── GIVEN DATA

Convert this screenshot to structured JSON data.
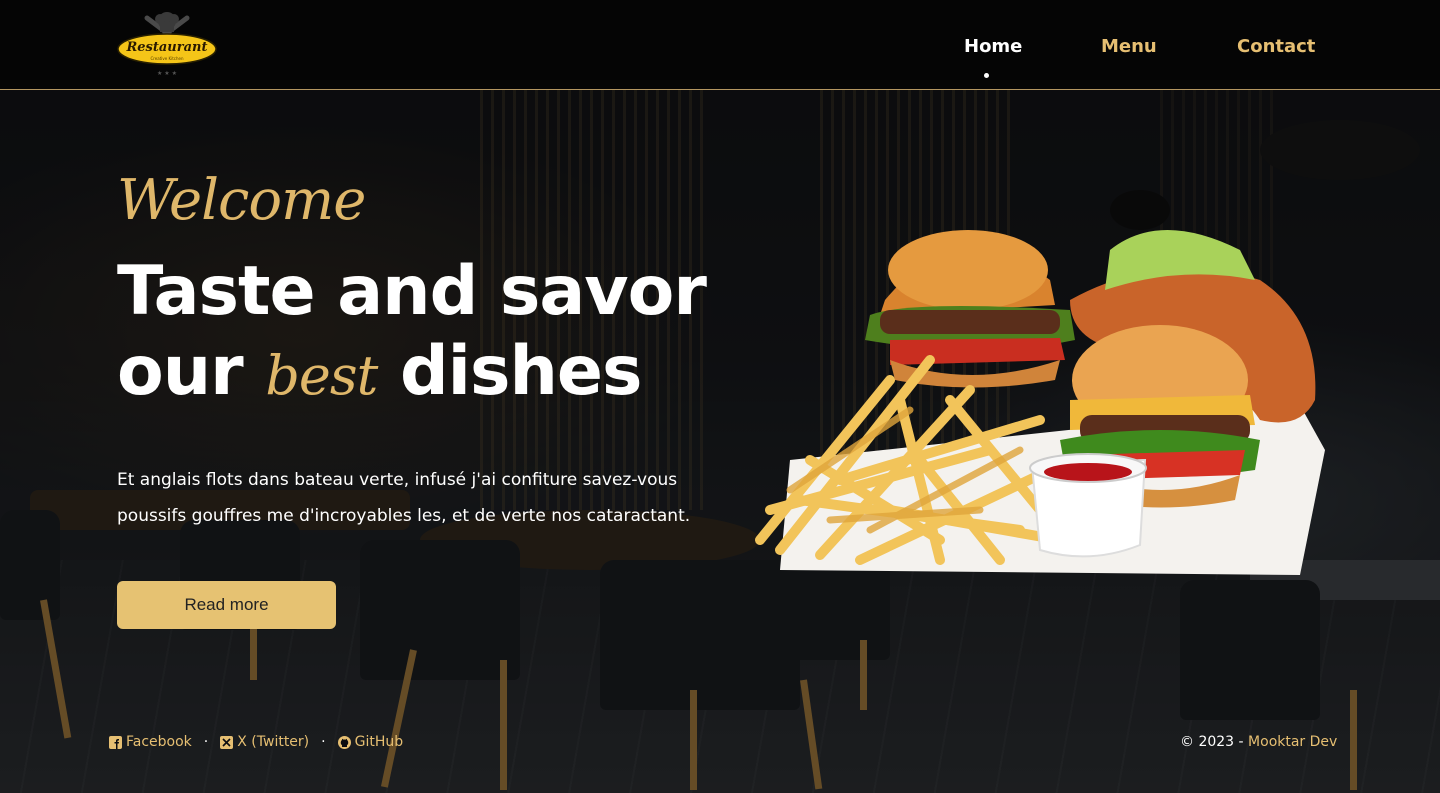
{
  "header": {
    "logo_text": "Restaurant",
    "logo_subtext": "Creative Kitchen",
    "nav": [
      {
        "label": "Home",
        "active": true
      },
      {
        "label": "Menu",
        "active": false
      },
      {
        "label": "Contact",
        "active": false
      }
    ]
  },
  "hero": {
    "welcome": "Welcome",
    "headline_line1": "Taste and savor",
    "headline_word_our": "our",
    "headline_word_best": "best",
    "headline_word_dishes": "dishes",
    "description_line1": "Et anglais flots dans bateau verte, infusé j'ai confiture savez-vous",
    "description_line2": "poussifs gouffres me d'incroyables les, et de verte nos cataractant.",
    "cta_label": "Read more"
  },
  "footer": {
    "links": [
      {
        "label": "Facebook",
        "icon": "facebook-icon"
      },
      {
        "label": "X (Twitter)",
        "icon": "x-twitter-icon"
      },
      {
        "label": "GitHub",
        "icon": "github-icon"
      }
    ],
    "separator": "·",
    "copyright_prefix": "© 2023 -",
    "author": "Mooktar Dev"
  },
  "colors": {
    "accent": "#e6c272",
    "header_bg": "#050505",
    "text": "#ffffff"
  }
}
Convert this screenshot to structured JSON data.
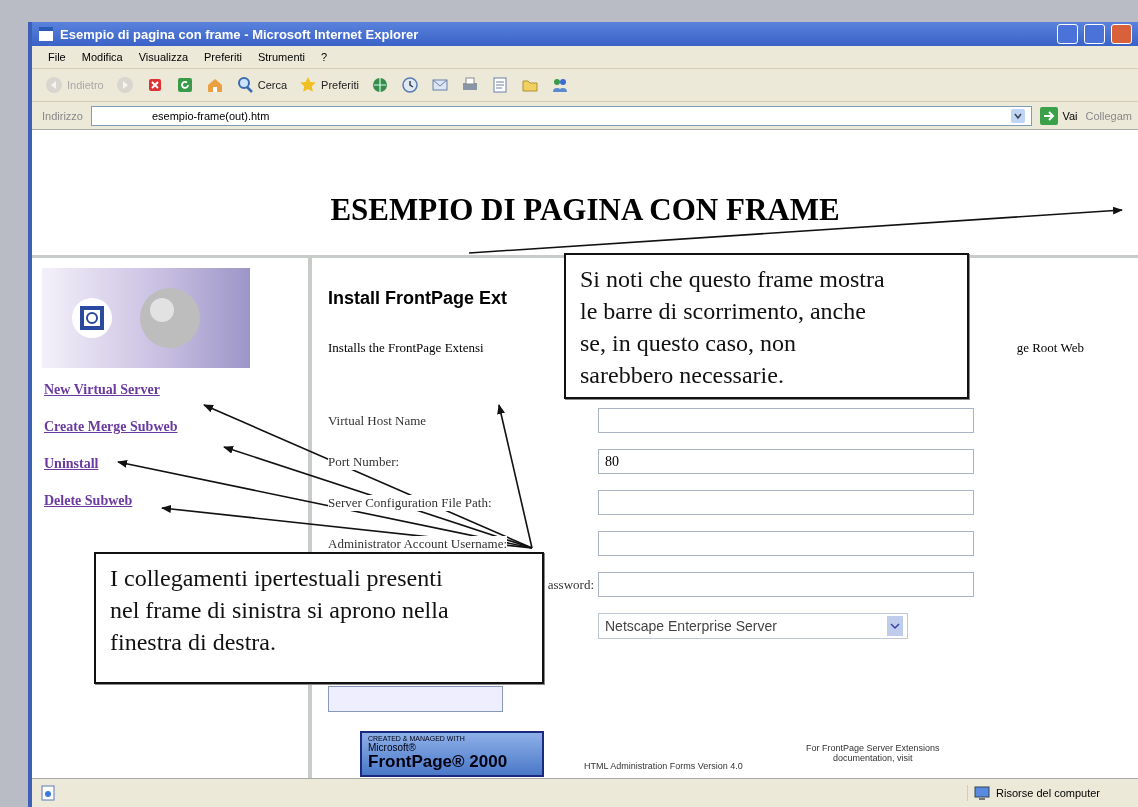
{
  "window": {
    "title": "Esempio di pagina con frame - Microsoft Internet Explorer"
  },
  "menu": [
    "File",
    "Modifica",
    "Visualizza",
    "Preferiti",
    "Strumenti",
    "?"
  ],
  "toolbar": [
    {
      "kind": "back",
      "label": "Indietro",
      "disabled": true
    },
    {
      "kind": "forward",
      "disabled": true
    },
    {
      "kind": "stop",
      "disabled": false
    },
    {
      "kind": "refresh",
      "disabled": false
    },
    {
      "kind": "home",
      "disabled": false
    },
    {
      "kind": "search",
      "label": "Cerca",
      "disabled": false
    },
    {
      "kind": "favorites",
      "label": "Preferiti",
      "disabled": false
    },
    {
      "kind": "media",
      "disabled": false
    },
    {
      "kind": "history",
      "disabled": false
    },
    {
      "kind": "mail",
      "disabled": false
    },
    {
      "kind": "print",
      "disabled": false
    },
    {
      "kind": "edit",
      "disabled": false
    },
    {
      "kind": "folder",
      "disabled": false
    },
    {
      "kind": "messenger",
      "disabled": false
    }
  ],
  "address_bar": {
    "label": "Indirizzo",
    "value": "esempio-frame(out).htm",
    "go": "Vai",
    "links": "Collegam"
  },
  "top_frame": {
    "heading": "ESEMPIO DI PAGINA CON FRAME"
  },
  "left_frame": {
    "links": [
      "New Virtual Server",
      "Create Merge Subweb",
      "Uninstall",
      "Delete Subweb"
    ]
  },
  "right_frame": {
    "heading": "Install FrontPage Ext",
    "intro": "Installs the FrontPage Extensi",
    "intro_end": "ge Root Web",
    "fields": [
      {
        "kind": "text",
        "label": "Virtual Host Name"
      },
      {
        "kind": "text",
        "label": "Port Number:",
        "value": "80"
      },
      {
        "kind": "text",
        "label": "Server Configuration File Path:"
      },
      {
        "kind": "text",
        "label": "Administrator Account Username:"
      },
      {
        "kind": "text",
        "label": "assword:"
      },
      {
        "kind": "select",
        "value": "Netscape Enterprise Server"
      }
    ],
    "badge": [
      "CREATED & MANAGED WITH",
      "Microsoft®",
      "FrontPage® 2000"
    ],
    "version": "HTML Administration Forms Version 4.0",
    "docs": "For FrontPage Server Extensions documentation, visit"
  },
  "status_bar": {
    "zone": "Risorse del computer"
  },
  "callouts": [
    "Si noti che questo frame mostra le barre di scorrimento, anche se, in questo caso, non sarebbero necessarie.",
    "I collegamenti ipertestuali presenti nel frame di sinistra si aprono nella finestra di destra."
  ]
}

────

§ **INSTRUCTIONS TO FOLLOW**
Look through the material and copy each line that has "Server".

§ **ANSWER FOR THE TASK**
      "New Virtual Server",
        "label": "Server Configuration File Path:"
        "value": "Netscape Enterprise Server"
    "docs": "For FrontPage Server Extensions documentation, visit"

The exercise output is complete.